DIRECTIVE -
Output each entry that follows exactly. Images stay out.

EXERCISE INPUTS -
══════════
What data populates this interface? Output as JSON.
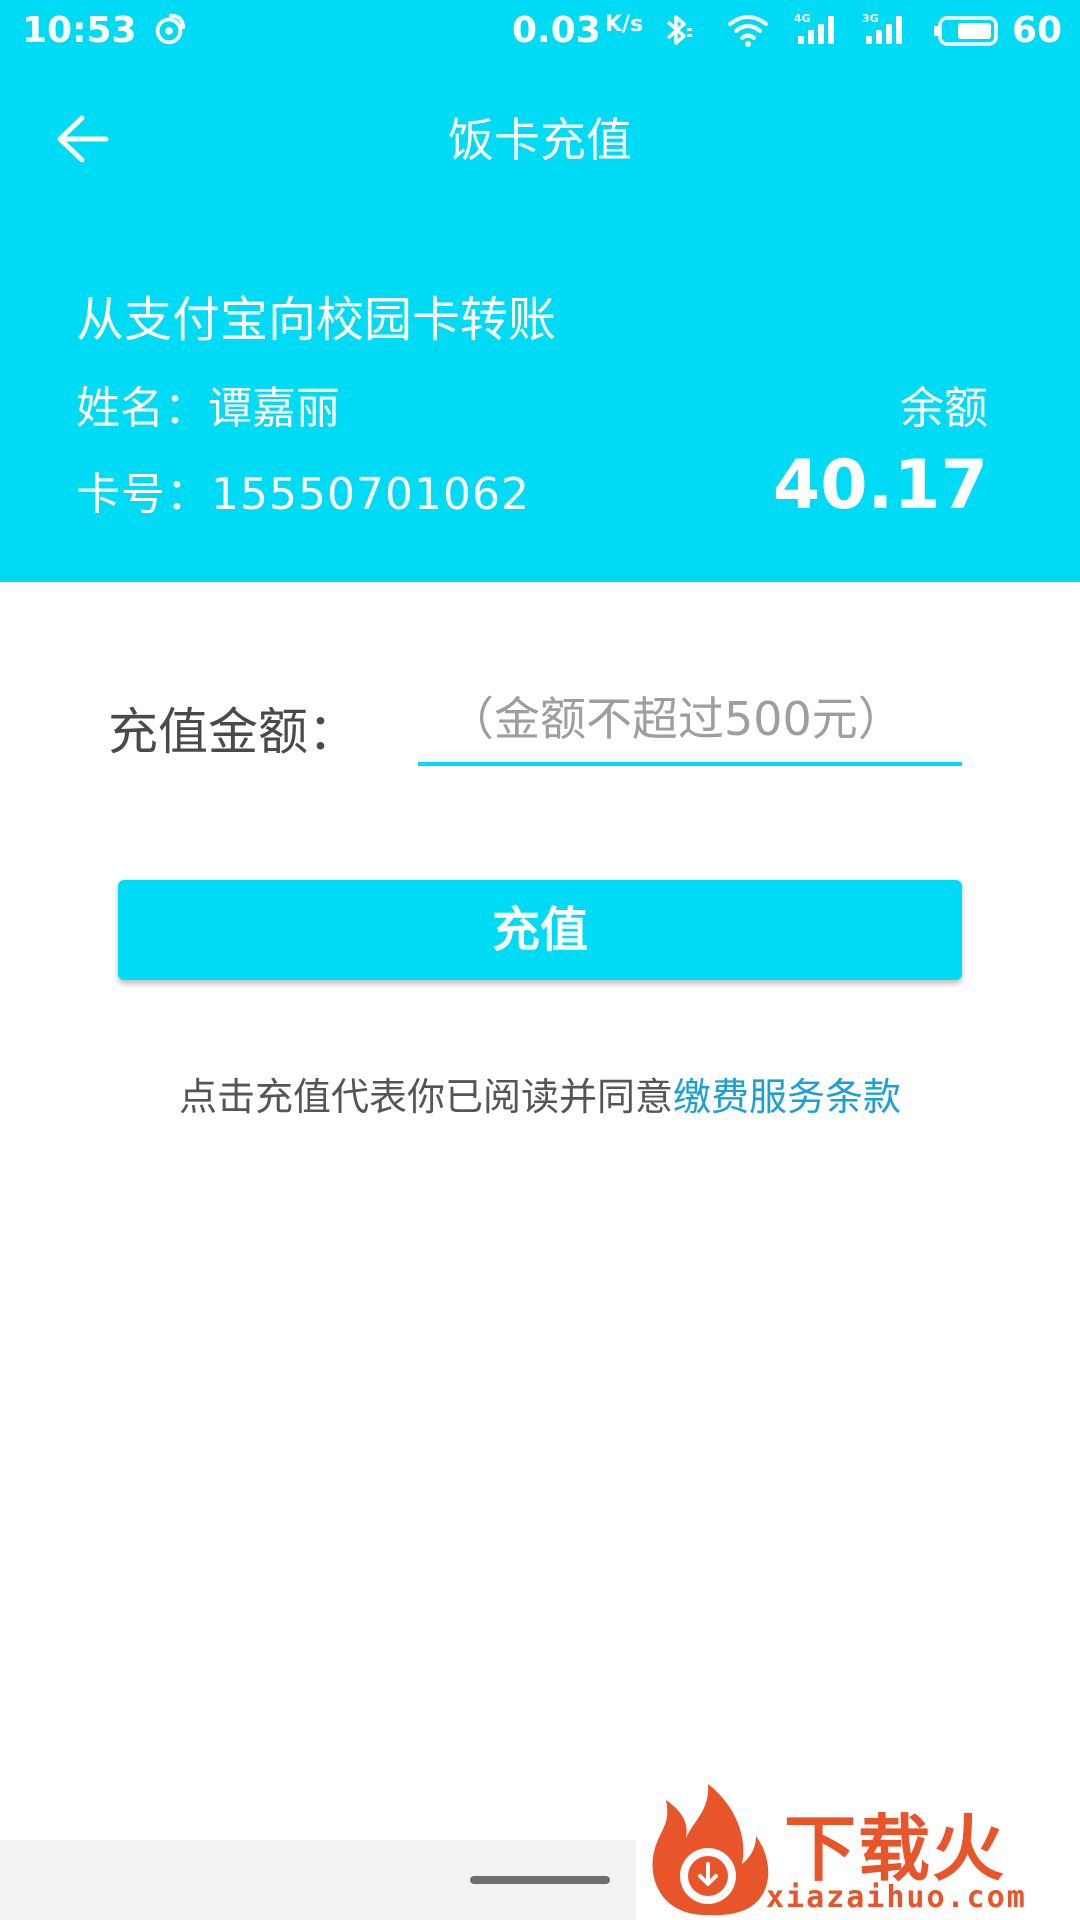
{
  "status_bar": {
    "time": "10:53",
    "net_speed": "0.03",
    "net_unit": "K/s",
    "network_1": "4G",
    "network_2": "3G",
    "battery": "60"
  },
  "app_bar": {
    "title": "饭卡充值"
  },
  "card_info": {
    "transfer_title": "从支付宝向校园卡转账",
    "name_label": "姓名：",
    "name_value": "谭嘉丽",
    "card_label": "卡号：",
    "card_value": "15550701062",
    "balance_label": "余额",
    "balance_value": "40.17"
  },
  "form": {
    "amount_label": "充值金额：",
    "amount_placeholder": "（金额不超过500元）",
    "recharge_label": "充值"
  },
  "terms": {
    "prefix": "点击充值代表你已阅读并同意",
    "link": "缴费服务条款"
  },
  "watermark": {
    "brand": "下载火",
    "url": "xiazaihuo.com"
  },
  "colors": {
    "accent": "#00dbf5",
    "link": "#1a9fd6",
    "watermark": "#e9552a"
  }
}
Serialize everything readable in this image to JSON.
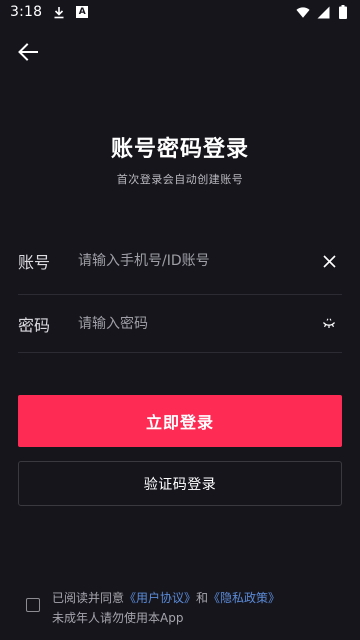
{
  "status_bar": {
    "time": "3:18",
    "notif_a": "A"
  },
  "header": {
    "title": "账号密码登录",
    "subtitle": "首次登录会自动创建账号"
  },
  "form": {
    "account_label": "账号",
    "account_placeholder": "请输入手机号/ID账号",
    "password_label": "密码",
    "password_placeholder": "请输入密码"
  },
  "buttons": {
    "login": "立即登录",
    "sms_login": "验证码登录"
  },
  "agreement": {
    "prefix": "已阅读并同意",
    "user_agreement": "《用户协议》",
    "and": "和",
    "privacy_policy": "《隐私政策》",
    "minor_notice": "未成年人请勿使用本App"
  },
  "colors": {
    "background": "#16151c",
    "primary": "#fe2c55",
    "link": "#5b8bd8"
  }
}
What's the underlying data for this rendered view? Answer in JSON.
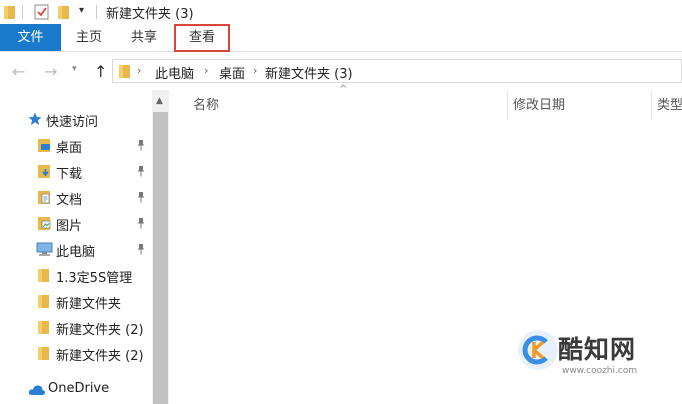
{
  "window": {
    "title": "新建文件夹 (3)"
  },
  "quick_access_toolbar": {
    "dropdown_glyph": "▾"
  },
  "ribbon": {
    "tabs": [
      {
        "label": "文件"
      },
      {
        "label": "主页"
      },
      {
        "label": "共享"
      },
      {
        "label": "查看"
      }
    ],
    "file_tab_color": "#1979ca",
    "highlight_color": "#d9463b"
  },
  "address_bar": {
    "back_glyph": "←",
    "forward_glyph": "→",
    "recent_glyph": "▾",
    "up_glyph": "↑",
    "separator": "›",
    "crumbs": [
      "此电脑",
      "桌面",
      "新建文件夹 (3)"
    ]
  },
  "navigation": {
    "quick_access": "快速访问",
    "items": [
      {
        "label": "桌面",
        "icon": "desktop-folder-icon",
        "pinned": true
      },
      {
        "label": "下载",
        "icon": "download-folder-icon",
        "pinned": true
      },
      {
        "label": "文档",
        "icon": "documents-folder-icon",
        "pinned": true
      },
      {
        "label": "图片",
        "icon": "pictures-folder-icon",
        "pinned": true
      },
      {
        "label": "此电脑",
        "icon": "computer-icon",
        "pinned": true
      },
      {
        "label": "1.3定5S管理",
        "icon": "folder-icon",
        "pinned": false
      },
      {
        "label": "新建文件夹",
        "icon": "folder-icon",
        "pinned": false
      },
      {
        "label": "新建文件夹 (2)",
        "icon": "folder-icon",
        "pinned": false
      },
      {
        "label": "新建文件夹 (2)",
        "icon": "folder-icon",
        "pinned": false
      }
    ],
    "onedrive": "OneDrive"
  },
  "file_list": {
    "sort_glyph": "^",
    "columns": [
      "名称",
      "修改日期",
      "类型"
    ]
  },
  "watermark": {
    "name": "酷知网",
    "url": "www.coozhi.com"
  }
}
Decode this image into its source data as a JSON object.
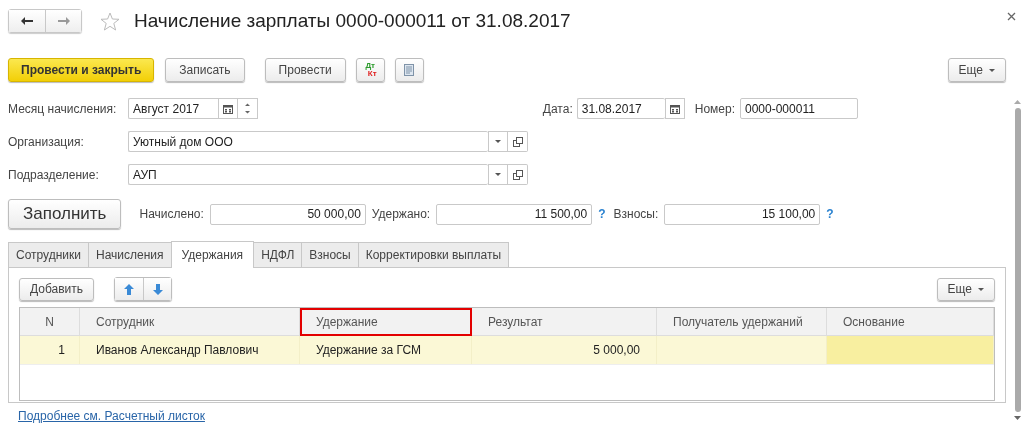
{
  "window": {
    "title": "Начисление зарплаты 0000-000011 от 31.08.2017"
  },
  "toolbar": {
    "buttons": [
      {
        "label": "Провести и закрыть",
        "kind": "primary"
      },
      {
        "label": "Записать",
        "kind": "normal"
      },
      {
        "label": "Провести",
        "kind": "normal"
      }
    ],
    "dt_kt": {
      "debit": "Дт",
      "credit": "Кт"
    },
    "more": "Еще"
  },
  "header": {
    "month": {
      "label": "Месяц начисления:",
      "value": "Август 2017"
    },
    "date": {
      "label": "Дата:",
      "value": "31.08.2017"
    },
    "number": {
      "label": "Номер:",
      "value": "0000-000011"
    },
    "organization": {
      "label": "Организация:",
      "value": "Уютный дом ООО"
    },
    "subdivision": {
      "label": "Подразделение:",
      "value": "АУП"
    }
  },
  "totals": {
    "fill_button": "Заполнить",
    "items": [
      {
        "label": "Начислено:",
        "value": "50 000,00"
      },
      {
        "label": "Удержано:",
        "value": "11 500,00",
        "help": "?"
      },
      {
        "label": "Взносы:",
        "value": "15 100,00",
        "help": "?"
      }
    ]
  },
  "tabs": [
    {
      "label": "Сотрудники",
      "selected": false
    },
    {
      "label": "Начисления",
      "selected": false
    },
    {
      "label": "Удержания",
      "selected": true
    },
    {
      "label": "НДФЛ",
      "selected": false
    },
    {
      "label": "Взносы",
      "selected": false
    },
    {
      "label": "Корректировки выплаты",
      "selected": false
    }
  ],
  "table_toolbar": {
    "add": "Добавить",
    "more": "Еще"
  },
  "table": {
    "columns": [
      {
        "label": "N",
        "highlighted": false
      },
      {
        "label": "Сотрудник",
        "highlighted": false
      },
      {
        "label": "Удержание",
        "highlighted": true
      },
      {
        "label": "Результат",
        "highlighted": false
      },
      {
        "label": "Получатель удержаний",
        "highlighted": false
      },
      {
        "label": "Основание",
        "highlighted": false
      }
    ],
    "rows": [
      {
        "selected": true,
        "cells": [
          {
            "text": "1"
          },
          {
            "text": "Иванов Александр Павлович"
          },
          {
            "text": "Удержание за ГСМ"
          },
          {
            "text": "5 000,00"
          },
          {},
          {
            "focused": true
          }
        ]
      }
    ]
  },
  "footer_link": "Подробнее см. Расчетный листок"
}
══════════
THE ANSWER -
What data populates this interface? Output as JSON.
{
  "status_bar": {
    "time": "10:53",
    "net_speed": "0.03",
    "net_unit": "K/s",
    "network_1": "4G",
    "network_2": "3G",
    "battery": "60"
  },
  "app_bar": {
    "title": "饭卡充值"
  },
  "card_info": {
    "transfer_title": "从支付宝向校园卡转账",
    "name_label": "姓名：",
    "name_value": "谭嘉丽",
    "card_label": "卡号：",
    "card_value": "15550701062",
    "balance_label": "余额",
    "balance_value": "40.17"
  },
  "form": {
    "amount_label": "充值金额：",
    "amount_placeholder": "（金额不超过500元）",
    "recharge_label": "充值"
  },
  "terms": {
    "prefix": "点击充值代表你已阅读并同意",
    "link": "缴费服务条款"
  },
  "watermark": {
    "brand": "下载火",
    "url": "xiazaihuo.com"
  },
  "colors": {
    "accent": "#00dbf5",
    "link": "#1a9fd6",
    "watermark": "#e9552a"
  }
}
Serialize everything readable in this image to JSON.
{
  "status_bar": {
    "time": "3:18",
    "notif_a": "A"
  },
  "header": {
    "title": "账号密码登录",
    "subtitle": "首次登录会自动创建账号"
  },
  "form": {
    "account_label": "账号",
    "account_placeholder": "请输入手机号/ID账号",
    "password_label": "密码",
    "password_placeholder": "请输入密码"
  },
  "buttons": {
    "login": "立即登录",
    "sms_login": "验证码登录"
  },
  "agreement": {
    "prefix": "已阅读并同意",
    "user_agreement": "《用户协议》",
    "and": "和",
    "privacy_policy": "《隐私政策》",
    "minor_notice": "未成年人请勿使用本App"
  },
  "colors": {
    "background": "#16151c",
    "primary": "#fe2c55",
    "link": "#5b8bd8"
  }
}
What's the underlying data for this rendered view? Answer in JSON.
{
  "window": {
    "title": "新建文件夹 (3)"
  },
  "quick_access_toolbar": {
    "dropdown_glyph": "▾"
  },
  "ribbon": {
    "tabs": [
      {
        "label": "文件"
      },
      {
        "label": "主页"
      },
      {
        "label": "共享"
      },
      {
        "label": "查看"
      }
    ],
    "file_tab_color": "#1979ca",
    "highlight_color": "#d9463b"
  },
  "address_bar": {
    "back_glyph": "←",
    "forward_glyph": "→",
    "recent_glyph": "▾",
    "up_glyph": "↑",
    "separator": "›",
    "crumbs": [
      "此电脑",
      "桌面",
      "新建文件夹 (3)"
    ]
  },
  "navigation": {
    "quick_access": "快速访问",
    "items": [
      {
        "label": "桌面",
        "icon": "desktop-folder-icon",
        "pinned": true
      },
      {
        "label": "下载",
        "icon": "download-folder-icon",
        "pinned": true
      },
      {
        "label": "文档",
        "icon": "documents-folder-icon",
        "pinned": true
      },
      {
        "label": "图片",
        "icon": "pictures-folder-icon",
        "pinned": true
      },
      {
        "label": "此电脑",
        "icon": "computer-icon",
        "pinned": true
      },
      {
        "label": "1.3定5S管理",
        "icon": "folder-icon",
        "pinned": false
      },
      {
        "label": "新建文件夹",
        "icon": "folder-icon",
        "pinned": false
      },
      {
        "label": "新建文件夹 (2)",
        "icon": "folder-icon",
        "pinned": false
      },
      {
        "label": "新建文件夹 (2)",
        "icon": "folder-icon",
        "pinned": false
      }
    ],
    "onedrive": "OneDrive"
  },
  "file_list": {
    "sort_glyph": "^",
    "columns": [
      "名称",
      "修改日期",
      "类型"
    ]
  },
  "watermark": {
    "name": "酷知网",
    "url": "www.coozhi.com"
  }
}
Decode this image into its source data as a JSON object.
{
  "window": {
    "title": "Начисление зарплаты 0000-000011 от 31.08.2017"
  },
  "toolbar": {
    "buttons": [
      {
        "label": "Провести и закрыть",
        "kind": "primary"
      },
      {
        "label": "Записать",
        "kind": "normal"
      },
      {
        "label": "Провести",
        "kind": "normal"
      }
    ],
    "dt_kt": {
      "debit": "Дт",
      "credit": "Кт"
    },
    "more": "Еще"
  },
  "header": {
    "month": {
      "label": "Месяц начисления:",
      "value": "Август 2017"
    },
    "date": {
      "label": "Дата:",
      "value": "31.08.2017"
    },
    "number": {
      "label": "Номер:",
      "value": "0000-000011"
    },
    "organization": {
      "label": "Организация:",
      "value": "Уютный дом ООО"
    },
    "subdivision": {
      "label": "Подразделение:",
      "value": "АУП"
    }
  },
  "totals": {
    "fill_button": "Заполнить",
    "items": [
      {
        "label": "Начислено:",
        "value": "50 000,00"
      },
      {
        "label": "Удержано:",
        "value": "11 500,00",
        "help": "?"
      },
      {
        "label": "Взносы:",
        "value": "15 100,00",
        "help": "?"
      }
    ]
  },
  "tabs": [
    {
      "label": "Сотрудники",
      "selected": false
    },
    {
      "label": "Начисления",
      "selected": false
    },
    {
      "label": "Удержания",
      "selected": true
    },
    {
      "label": "НДФЛ",
      "selected": false
    },
    {
      "label": "Взносы",
      "selected": false
    },
    {
      "label": "Корректировки выплаты",
      "selected": false
    }
  ],
  "table_toolbar": {
    "add": "Добавить",
    "more": "Еще"
  },
  "table": {
    "columns": [
      {
        "label": "N",
        "highlighted": false
      },
      {
        "label": "Сотрудник",
        "highlighted": false
      },
      {
        "label": "Удержание",
        "highlighted": true
      },
      {
        "label": "Результат",
        "highlighted": false
      },
      {
        "label": "Получатель удержаний",
        "highlighted": false
      },
      {
        "label": "Основание",
        "highlighted": false
      }
    ],
    "rows": [
      {
        "selected": true,
        "cells": [
          {
            "text": "1"
          },
          {
            "text": "Иванов Александр Павлович"
          },
          {
            "text": "Удержание за ГСМ"
          },
          {
            "text": "5 000,00"
          },
          {},
          {
            "focused": true
          }
        ]
      }
    ]
  },
  "footer_link": "Подробнее см. Расчетный листок"
}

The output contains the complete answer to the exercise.